* begin Data excerpts *
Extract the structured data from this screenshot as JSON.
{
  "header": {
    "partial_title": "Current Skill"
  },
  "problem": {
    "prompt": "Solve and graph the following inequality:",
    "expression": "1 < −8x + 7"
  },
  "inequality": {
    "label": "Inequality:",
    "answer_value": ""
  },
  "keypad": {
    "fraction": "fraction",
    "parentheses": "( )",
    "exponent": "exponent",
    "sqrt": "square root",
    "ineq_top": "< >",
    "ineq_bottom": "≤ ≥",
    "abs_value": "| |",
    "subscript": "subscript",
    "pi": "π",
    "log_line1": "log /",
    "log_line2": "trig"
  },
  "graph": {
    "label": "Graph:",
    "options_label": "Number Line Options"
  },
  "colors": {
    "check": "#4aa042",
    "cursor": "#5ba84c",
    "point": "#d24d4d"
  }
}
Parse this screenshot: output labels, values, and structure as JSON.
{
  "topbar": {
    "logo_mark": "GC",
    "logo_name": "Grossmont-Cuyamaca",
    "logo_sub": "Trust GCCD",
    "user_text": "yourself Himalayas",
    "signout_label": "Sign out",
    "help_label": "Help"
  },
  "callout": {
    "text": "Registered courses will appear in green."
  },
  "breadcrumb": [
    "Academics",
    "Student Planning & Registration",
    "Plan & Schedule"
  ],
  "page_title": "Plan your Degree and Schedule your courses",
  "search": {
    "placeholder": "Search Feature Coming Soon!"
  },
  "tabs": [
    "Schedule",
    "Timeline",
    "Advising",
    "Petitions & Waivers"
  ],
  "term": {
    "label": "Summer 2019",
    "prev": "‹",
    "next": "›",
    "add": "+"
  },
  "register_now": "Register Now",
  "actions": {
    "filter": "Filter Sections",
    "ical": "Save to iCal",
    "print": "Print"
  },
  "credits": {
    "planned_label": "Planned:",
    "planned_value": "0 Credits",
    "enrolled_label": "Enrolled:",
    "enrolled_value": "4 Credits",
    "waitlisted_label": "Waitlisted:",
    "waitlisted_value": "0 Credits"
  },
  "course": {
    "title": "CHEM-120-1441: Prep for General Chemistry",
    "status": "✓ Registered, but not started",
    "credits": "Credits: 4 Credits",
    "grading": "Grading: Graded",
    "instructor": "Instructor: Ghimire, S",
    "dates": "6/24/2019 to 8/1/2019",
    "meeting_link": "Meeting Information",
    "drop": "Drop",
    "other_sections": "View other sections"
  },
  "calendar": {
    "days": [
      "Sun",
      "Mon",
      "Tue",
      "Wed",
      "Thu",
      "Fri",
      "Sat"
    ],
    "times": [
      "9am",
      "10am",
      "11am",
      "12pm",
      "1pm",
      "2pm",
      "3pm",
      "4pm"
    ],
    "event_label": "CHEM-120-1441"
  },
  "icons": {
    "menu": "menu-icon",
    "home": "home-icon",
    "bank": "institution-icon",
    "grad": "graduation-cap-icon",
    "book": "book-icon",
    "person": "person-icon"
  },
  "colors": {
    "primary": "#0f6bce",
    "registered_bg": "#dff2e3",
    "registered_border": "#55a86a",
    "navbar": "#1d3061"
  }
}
* end Data excerpts *
» Required task
Output all of the data again. Match it exactly.

» Task output
Extract the structured data from this screenshot as JSON.
{
  "header": {
    "partial_title": "Current Skill"
  },
  "problem": {
    "prompt": "Solve and graph the following inequality:",
    "expression": "1 < −8x + 7"
  },
  "inequality": {
    "label": "Inequality:",
    "answer_value": ""
  },
  "keypad": {
    "fraction": "fraction",
    "parentheses": "( )",
    "exponent": "exponent",
    "sqrt": "square root",
    "ineq_top": "< >",
    "ineq_bottom": "≤ ≥",
    "abs_value": "| |",
    "subscript": "subscript",
    "pi": "π",
    "log_line1": "log /",
    "log_line2": "trig"
  },
  "graph": {
    "label": "Graph:",
    "options_label": "Number Line Options"
  },
  "colors": {
    "check": "#4aa042",
    "cursor": "#5ba84c",
    "point": "#d24d4d"
  }
}
Parse this screenshot: output labels, values, and structure as JSON.
{
  "topbar": {
    "logo_mark": "GC",
    "logo_name": "Grossmont-Cuyamaca",
    "logo_sub": "Trust GCCD",
    "user_text": "yourself Himalayas",
    "signout_label": "Sign out",
    "help_label": "Help"
  },
  "callout": {
    "text": "Registered courses will appear in green."
  },
  "breadcrumb": [
    "Academics",
    "Student Planning & Registration",
    "Plan & Schedule"
  ],
  "page_title": "Plan your Degree and Schedule your courses",
  "search": {
    "placeholder": "Search Feature Coming Soon!"
  },
  "tabs": [
    "Schedule",
    "Timeline",
    "Advising",
    "Petitions & Waivers"
  ],
  "term": {
    "label": "Summer 2019",
    "prev": "‹",
    "next": "›",
    "add": "+"
  },
  "register_now": "Register Now",
  "actions": {
    "filter": "Filter Sections",
    "ical": "Save to iCal",
    "print": "Print"
  },
  "credits": {
    "planned_label": "Planned:",
    "planned_value": "0 Credits",
    "enrolled_label": "Enrolled:",
    "enrolled_value": "4 Credits",
    "waitlisted_label": "Waitlisted:",
    "waitlisted_value": "0 Credits"
  },
  "course": {
    "title": "CHEM-120-1441: Prep for General Chemistry",
    "status": "✓ Registered, but not started",
    "credits": "Credits: 4 Credits",
    "grading": "Grading: Graded",
    "instructor": "Instructor: Ghimire, S",
    "dates": "6/24/2019 to 8/1/2019",
    "meeting_link": "Meeting Information",
    "drop": "Drop",
    "other_sections": "View other sections"
  },
  "calendar": {
    "days": [
      "Sun",
      "Mon",
      "Tue",
      "Wed",
      "Thu",
      "Fri",
      "Sat"
    ],
    "times": [
      "9am",
      "10am",
      "11am",
      "12pm",
      "1pm",
      "2pm",
      "3pm",
      "4pm"
    ],
    "event_label": "CHEM-120-1441"
  },
  "icons": {
    "menu": "menu-icon",
    "home": "home-icon",
    "bank": "institution-icon",
    "grad": "graduation-cap-icon",
    "book": "book-icon",
    "person": "person-icon"
  },
  "colors": {
    "primary": "#0f6bce",
    "registered_bg": "#dff2e3",
    "registered_border": "#55a86a",
    "navbar": "#1d3061"
  }
}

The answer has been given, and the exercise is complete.